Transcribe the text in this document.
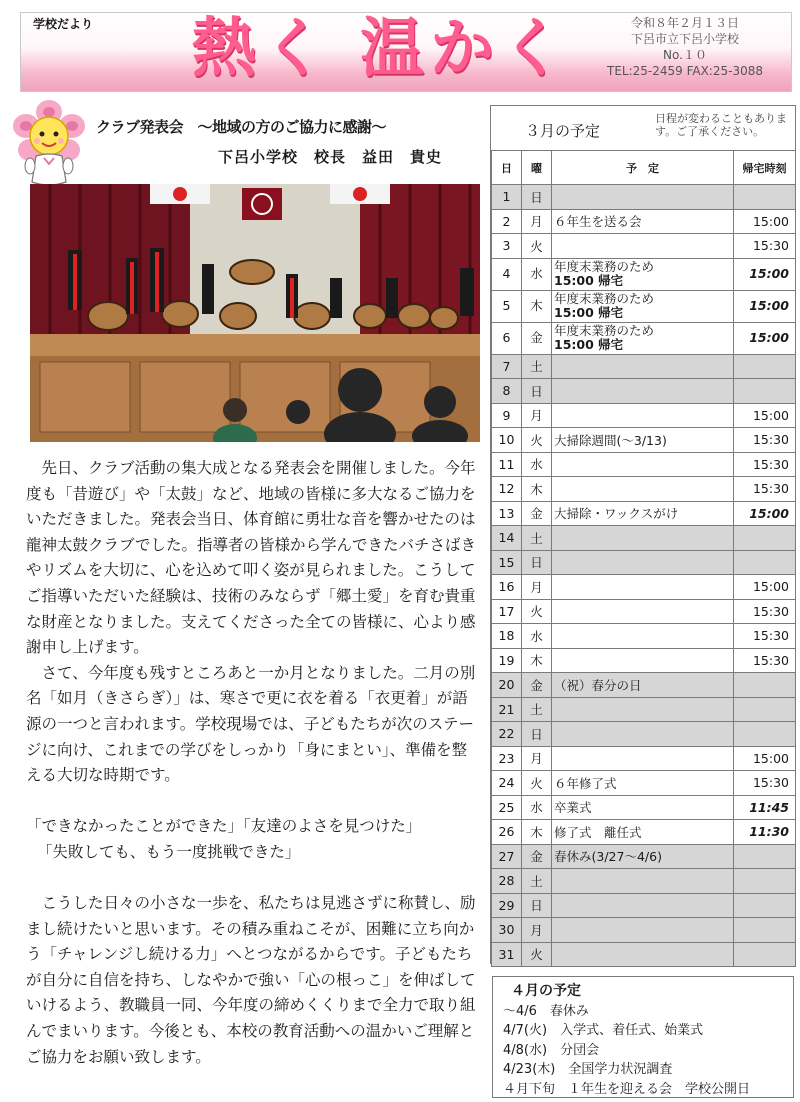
学校だより	熱く 温かく	令和８年２月１３日
下呂市立下呂小学校
No.１０
TEL:25-2459 FAX:25-3088
クラブ発表会　～地域の方のご協力に感謝～
下呂小学校　校長　益田　貴史

先日、クラブ活動の集大成となる発表会を開催しました。今年度も「昔遊び」や「太鼓」など、地域の皆様に多大なるご協力をいただきました。発表会当日、体育館に勇壮な音を響かせたのは龍神太鼓クラブでした。指導者の皆様から学んできたバチさばきやリズムを大切に、心を込めて叩く姿が見られました。こうしてご指導いただいた経験は、技術のみならず「郷土愛」を育む貴重な財産となりました。支えてくださった全ての皆様に、心より感謝申し上げます。

さて、今年度も残すところあと一か月となりました。二月の別名「如月（きさらぎ）」は、寒さで更に衣を着る「衣更着」が語源の一つと言われます。学校現場では、子どもたちが次のステージに向け、これまでの学びをしっかり「身にまとい」、準備を整える大切な時期です。

「できなかったことができた」「友達のよさを見つけた」

「失敗しても、もう一度挑戦できた」

こうした日々の小さな一歩を、私たちは見逃さずに称賛し、励まし続けたいと思います。その積み重ねこそが、困難に立ち向かう「チャレンジし続ける力」へとつながるからです。子どもたちが自分に自信を持ち、しなやかで強い「心の根っこ」を伸ばしていけるよう、教職員一同、今年度の締めくくりまで全力で取り組んでまいります。今後とも、本校の教育活動への温かいご理解とご協力をお願い致します。

３月の予定
日程が変わることもあります。ご了承ください。
日	曜	予　定	帰宅時刻
1	日	

2	月	６年生を送る会	15:00
3	火		15:30
4	水	年度末業務のため
15:00 帰宅	15:00
5	木	年度末業務のため
15:00 帰宅	15:00
6	金	年度末業務のため
15:00 帰宅	15:00
7	土	

8	日	

9	月		15:00
10	火	大掃除週間(～3/13)	15:30
11	水		15:30
12	木		15:30
13	金	大掃除・ワックスがけ	15:00
14	土	

15	日	

16	月		15:00
17	火		15:30
18	水		15:30
19	木		15:30
20	金	（祝）春分の日	

21	土	

22	日	

23	月		15:00
24	火	６年修了式	15:30
25	水	卒業式	11:45
26	木	修了式　離任式	11:30
27	金	春休み(3/27～4/6)	

28	土	

29	日	

30	月	

31	火	

４月の予定
～4/6　春休み
4/7(火)　入学式、着任式、始業式
4/8(水)　分団会
4/23(木)　全国学力状況調査
４月下旬　１年生を迎える会　学校公開日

##########

--- Required work ---
Output every entry exactly as given; pictures are not part of the copy.

--- Output for this task ---
Transcribe the text in this document.
学校だより	熱く 温かく	令和８年２月１３日
下呂市立下呂小学校
No.１０
TEL:25-2459 FAX:25-3088
クラブ発表会　～地域の方のご協力に感謝～
下呂小学校　校長　益田　貴史

先日、クラブ活動の集大成となる発表会を開催しました。今年度も「昔遊び」や「太鼓」など、地域の皆様に多大なるご協力をいただきました。発表会当日、体育館に勇壮な音を響かせたのは龍神太鼓クラブでした。指導者の皆様から学んできたバチさばきやリズムを大切に、心を込めて叩く姿が見られました。こうしてご指導いただいた経験は、技術のみならず「郷土愛」を育む貴重な財産となりました。支えてくださった全ての皆様に、心より感謝申し上げます。

さて、今年度も残すところあと一か月となりました。二月の別名「如月（きさらぎ）」は、寒さで更に衣を着る「衣更着」が語源の一つと言われます。学校現場では、子どもたちが次のステージに向け、これまでの学びをしっかり「身にまとい」、準備を整える大切な時期です。

「できなかったことができた」「友達のよさを見つけた」

「失敗しても、もう一度挑戦できた」

こうした日々の小さな一歩を、私たちは見逃さずに称賛し、励まし続けたいと思います。その積み重ねこそが、困難に立ち向かう「チャレンジし続ける力」へとつながるからです。子どもたちが自分に自信を持ち、しなやかで強い「心の根っこ」を伸ばしていけるよう、教職員一同、今年度の締めくくりまで全力で取り組んでまいります。今後とも、本校の教育活動への温かいご理解とご協力をお願い致します。

３月の予定
日程が変わることもあります。ご了承ください。
日	曜	予　定	帰宅時刻
1	日	

2	月	６年生を送る会	15:00
3	火		15:30
4	水	年度末業務のため
15:00 帰宅	15:00
5	木	年度末業務のため
15:00 帰宅	15:00
6	金	年度末業務のため
15:00 帰宅	15:00
7	土	

8	日	

9	月		15:00
10	火	大掃除週間(～3/13)	15:30
11	水		15:30
12	木		15:30
13	金	大掃除・ワックスがけ	15:00
14	土	

15	日	

16	月		15:00
17	火		15:30
18	水		15:30
19	木		15:30
20	金	（祝）春分の日	

21	土	

22	日	

23	月		15:00
24	火	６年修了式	15:30
25	水	卒業式	11:45
26	木	修了式　離任式	11:30
27	金	春休み(3/27～4/6)	

28	土	

29	日	

30	月	

31	火	

４月の予定
～4/6　春休み
4/7(火)　入学式、着任式、始業式
4/8(水)　分団会
4/23(木)　全国学力状況調査
４月下旬　１年生を迎える会　学校公開日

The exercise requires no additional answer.